Record extracts:
▬▬▬▬▬▬▬▬▬▬
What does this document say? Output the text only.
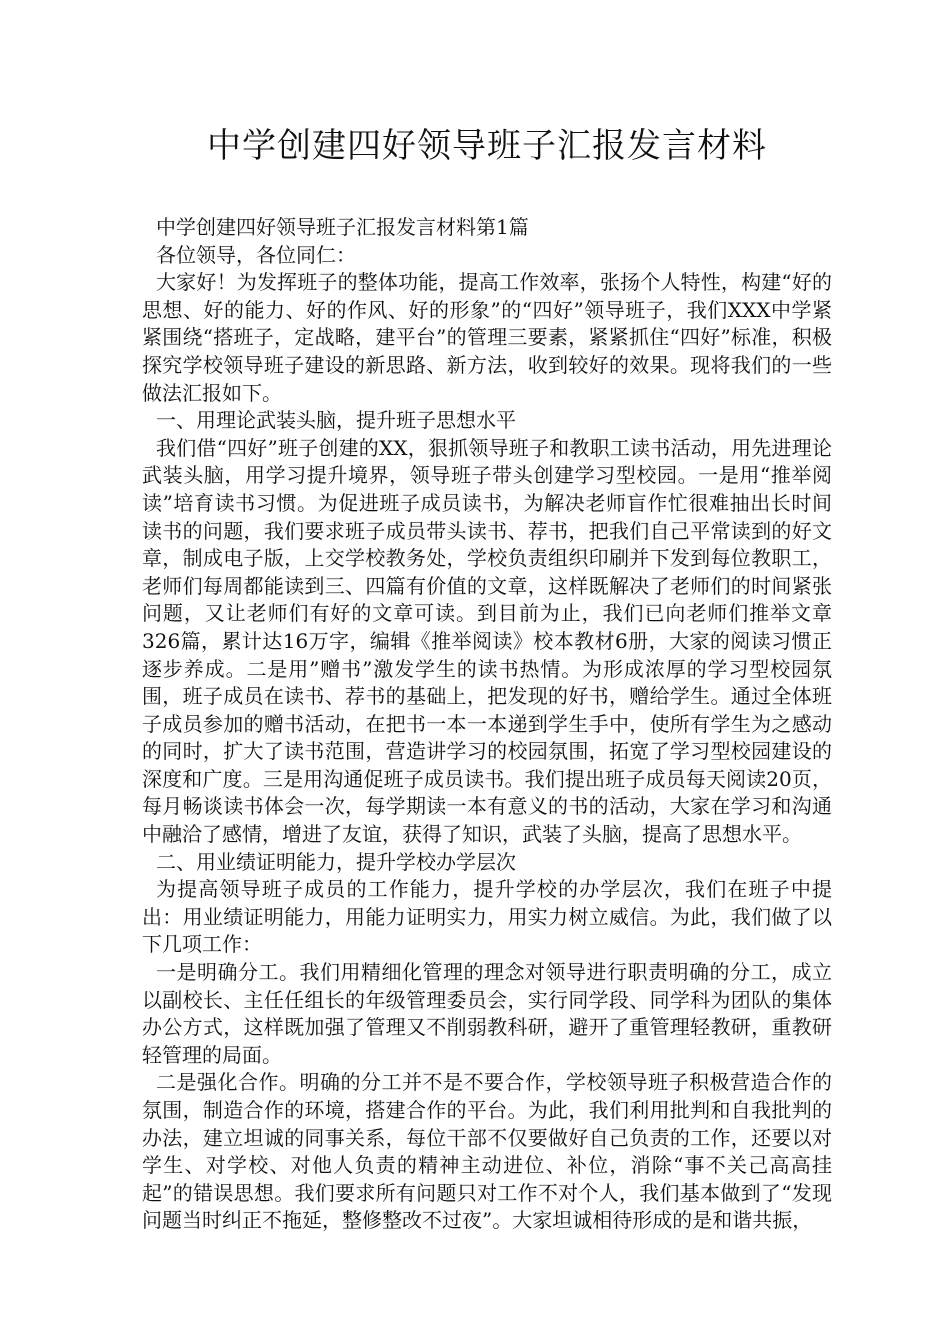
中学创建四好领导班子汇报发言材料

中学创建四好领导班子汇报发言材料第1篇

各位领导，各位同仁：

大家好！为发挥班子的整体功能，提高工作效率，张扬个人特性，构建“好的思想、好的能力、好的作风、好的形象”的“四好”领导班子，我们XXX中学紧紧围绕“搭班子，定战略，建平台”的管理三要素，紧紧抓住“四好”标准，积极探究学校领导班子建设的新思路、新方法，收到较好的效果。现将我们的一些做法汇报如下。

一、用理论武装头脑，提升班子思想水平

我们借“四好”班子创建的XX，狠抓领导班子和教职工读书活动，用先进理论武装头脑，用学习提升境界，领导班子带头创建学习型校园。一是用“推举阅读”培育读书习惯。为促进班子成员读书，为解决老师盲作忙很难抽出长时间读书的问题，我们要求班子成员带头读书、荐书，把我们自己平常读到的好文章，制成电子版，上交学校教务处，学校负责组织印刷并下发到每位教职工，老师们每周都能读到三、四篇有价值的文章，这样既解决了老师们的时间紧张问题，又让老师们有好的文章可读。到目前为止，我们已向老师们推举文章326篇，累计达16万字，编辑《推举阅读》校本教材6册，大家的阅读习惯正逐步养成。二是用”赠书”激发学生的读书热情。为形成浓厚的学习型校园氛围，班子成员在读书、荐书的基础上，把发现的好书，赠给学生。通过全体班子成员参加的赠书活动，在把书一本一本递到学生手中，使所有学生为之感动的同时，扩大了读书范围，营造讲学习的校园氛围，拓宽了学习型校园建设的深度和广度。三是用沟通促班子成员读书。我们提出班子成员每天阅读20页，每月畅谈读书体会一次，每学期读一本有意义的书的活动，大家在学习和沟通中融洽了感情，增进了友谊，获得了知识，武装了头脑，提高了思想水平。

二、用业绩证明能力，提升学校办学层次

为提高领导班子成员的工作能力，提升学校的办学层次，我们在班子中提出：用业绩证明能力，用能力证明实力，用实力树立威信。为此，我们做了以下几项工作：

一是明确分工。我们用精细化管理的理念对领导进行职责明确的分工，成立以副校长、主任任组长的年级管理委员会，实行同学段、同学科为团队的集体办公方式，这样既加强了管理又不削弱教科研，避开了重管理轻教研，重教研轻管理的局面。

二是强化合作。明确的分工并不是不要合作，学校领导班子积极营造合作的氛围，制造合作的环境，搭建合作的平台。为此，我们利用批判和自我批判的办法，建立坦诚的同事关系，每位干部不仅要做好自己负责的工作，还要以对学生、对学校、对他人负责的精神主动进位、补位，消除“事不关己高高挂起”的错误思想。我们要求所有问题只对工作不对个人，我们基本做到了“发现问题当时纠正不拖延，整修整改不过夜”。大家坦诚相待形成的是和谐共振，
▬▬▬▬▬▬▬▬▬▬
Exercise task: Check each line above for the word "用业绩证明能力" and copy the ones that have it.

Output below:
二、用业绩证明能力，提升学校办学层次
为提高领导班子成员的工作能力，提升学校的办学层次，我们在班子中提出：用业绩证明能力，用能力证明实力，用实力树立威信。为此，我们做了以下几项工作：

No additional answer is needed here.